#### [Exercise brief]
Without the pictures, print each of the records below exactly as it appears.

#### [Data listing]

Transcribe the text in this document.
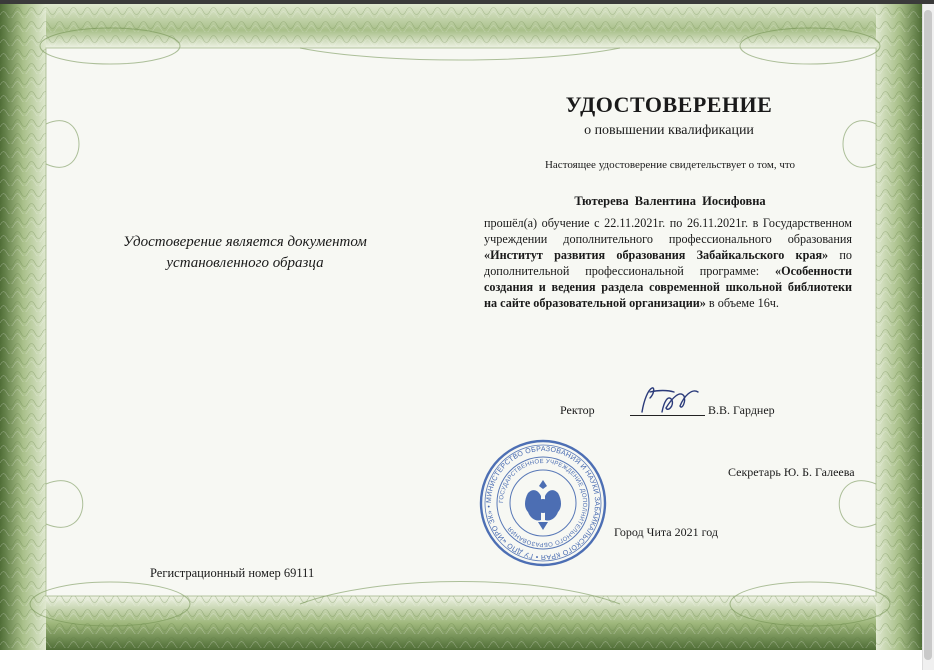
УДОСТОВЕРЕНИЕ
о повышении квалификации
Настоящее удостоверение свидетельствует о том, что
Тютерева Валентина Иосифовна
прошёл(а) обучение с 22.11.2021г. по 26.11.2021г. в Государственном учреждении дополнительного профессионального образования «Институт развития образования Забайкальского края» по дополнительной профессиональной программе: «Особенности создания и ведения раздела современной школьной библиотеки на сайте образовательной организации» в объеме 16ч.
Удостоверение является документом
установленного образца
Регистрационный номер 69111
Ректор	В.В. Гарднер
МИНИСТЕРСТВО ОБРАЗОВАНИЯ И НАУКИ ЗАБАЙКАЛЬСКОГО КРАЯ • ГУ ДПО «ИРО ЗК» •
ГОСУДАРСТВЕННОЕ УЧРЕЖДЕНИЕ ДОПОЛНИТЕЛЬНОГО ОБРАЗОВАНИЯ
Секретарь Ю. Б. Галеева
Город Чита 2021 год
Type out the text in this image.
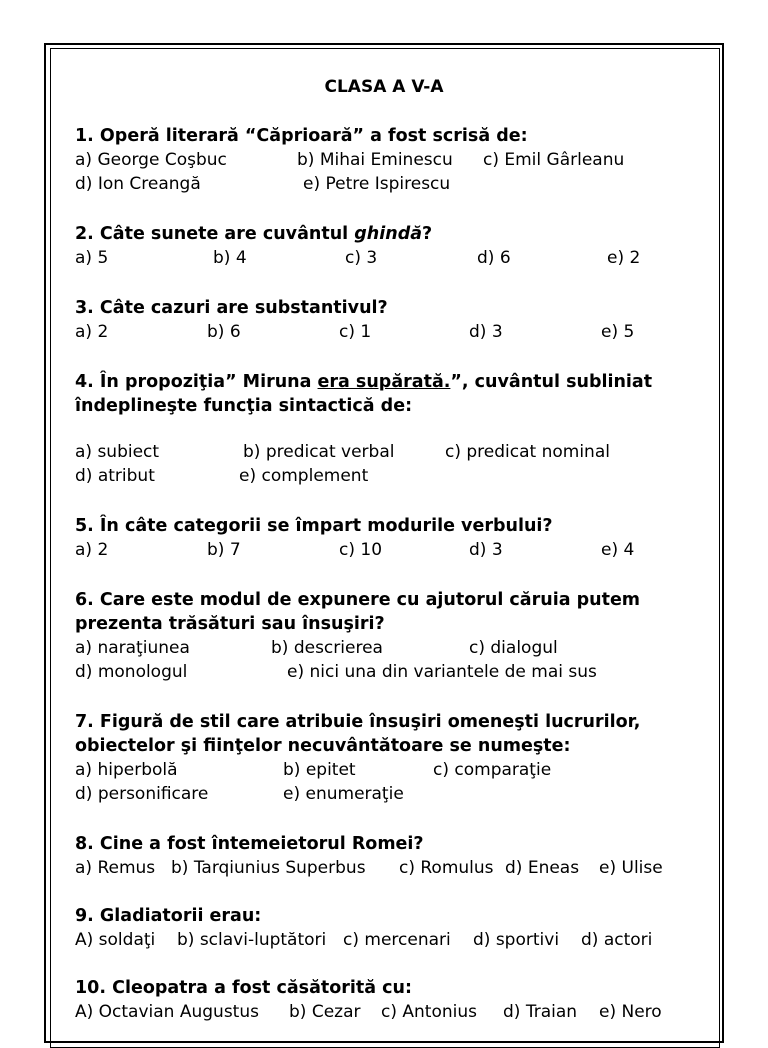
CLASA A V-A

1. Operă literară “Căprioară” a fost scrisă de:

a) George Coşbuc	b) Mihai Eminescu c) Emil Gârleanu
d) Ion Creangă	e) Petre Ispirescu

2. Câte sunete are cuvântul ghindă?

a) 5	b) 4	c) 3	d) 6	e) 2

3. Câte cazuri are substantivul?

a) 2	b) 6	c) 1	d) 3	e) 5

4. În propoziţia” Miruna era supărată.”, cuvântul subliniat

îndeplineşte funcţia sintactică de:

a) subiect	b) predicat verbal	c) predicat nominal
d) atribut	e) complement

5. În câte categorii se împart modurile verbului?

a) 2	b) 7	c) 10	d) 3	e) 4

6. Care este modul de expunere cu ajutorul căruia putem

prezenta trăsături sau însuşiri?

a) naraţiunea	b) descrierea	c) dialogul
d) monologul	e) nici una din variantele de mai sus

7. Figură de stil care atribuie însuşiri omeneşti lucrurilor,

obiectelor şi fiinţelor necuvântătoare se numeşte:

a) hiperbolă	b) epitet	c) comparaţie
d) personificare	e) enumeraţie

8. Cine a fost întemeietorul Romei?

a) Remus b) Tarqiunius Superbus c) Romulus d) Eneas e) Ulise

9. Gladiatorii erau:

A) soldaţi b) sclavi-luptători c) mercenari d) sportivi d) actori

10. Cleopatra a fost căsătorită cu:

A) Octavian Augustus b) Cezar c) Antonius d) Traian e) Nero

#### [Task answer]
Transcribe the text in this document.
УДОСТОВЕРЕНИЕ
о повышении квалификации
Настоящее удостоверение свидетельствует о том, что
Тютерева Валентина Иосифовна
прошёл(а) обучение с 22.11.2021г. по 26.11.2021г. в Государственном учреждении дополнительного профессионального образования «Институт развития образования Забайкальского края» по дополнительной профессиональной программе: «Особенности создания и ведения раздела современной школьной библиотеки на сайте образовательной организации» в объеме 16ч.
Удостоверение является документом
установленного образца
Регистрационный номер 69111
Ректор	В.В. Гарднер
МИНИСТЕРСТВО ОБРАЗОВАНИЯ И НАУКИ ЗАБАЙКАЛЬСКОГО КРАЯ • ГУ ДПО «ИРО ЗК» •
ГОСУДАРСТВЕННОЕ УЧРЕЖДЕНИЕ ДОПОЛНИТЕЛЬНОГО ОБРАЗОВАНИЯ
Секретарь Ю. Б. Галеева
Город Чита 2021 год
Type out the text in this image.
CLASA A V-A

1. Operă literară “Căprioară” a fost scrisă de:

a) George Coşbuc	b) Mihai Eminescu c) Emil Gârleanu
d) Ion Creangă	e) Petre Ispirescu

2. Câte sunete are cuvântul ghindă?

a) 5	b) 4	c) 3	d) 6	e) 2

3. Câte cazuri are substantivul?

a) 2	b) 6	c) 1	d) 3	e) 5

4. În propoziţia” Miruna era supărată.”, cuvântul subliniat

îndeplineşte funcţia sintactică de:

a) subiect	b) predicat verbal	c) predicat nominal
d) atribut	e) complement

5. În câte categorii se împart modurile verbului?

a) 2	b) 7	c) 10	d) 3	e) 4

6. Care este modul de expunere cu ajutorul căruia putem

prezenta trăsături sau însuşiri?

a) naraţiunea	b) descrierea	c) dialogul
d) monologul	e) nici una din variantele de mai sus

7. Figură de stil care atribuie însuşiri omeneşti lucrurilor,

obiectelor şi fiinţelor necuvântătoare se numeşte:

a) hiperbolă	b) epitet	c) comparaţie
d) personificare	e) enumeraţie

8. Cine a fost întemeietorul Romei?

a) Remus b) Tarqiunius Superbus c) Romulus d) Eneas e) Ulise

9. Gladiatorii erau:

A) soldaţi b) sclavi-luptători c) mercenari d) sportivi d) actori

10. Cleopatra a fost căsătorită cu:

A) Octavian Augustus b) Cezar c) Antonius d) Traian e) Nero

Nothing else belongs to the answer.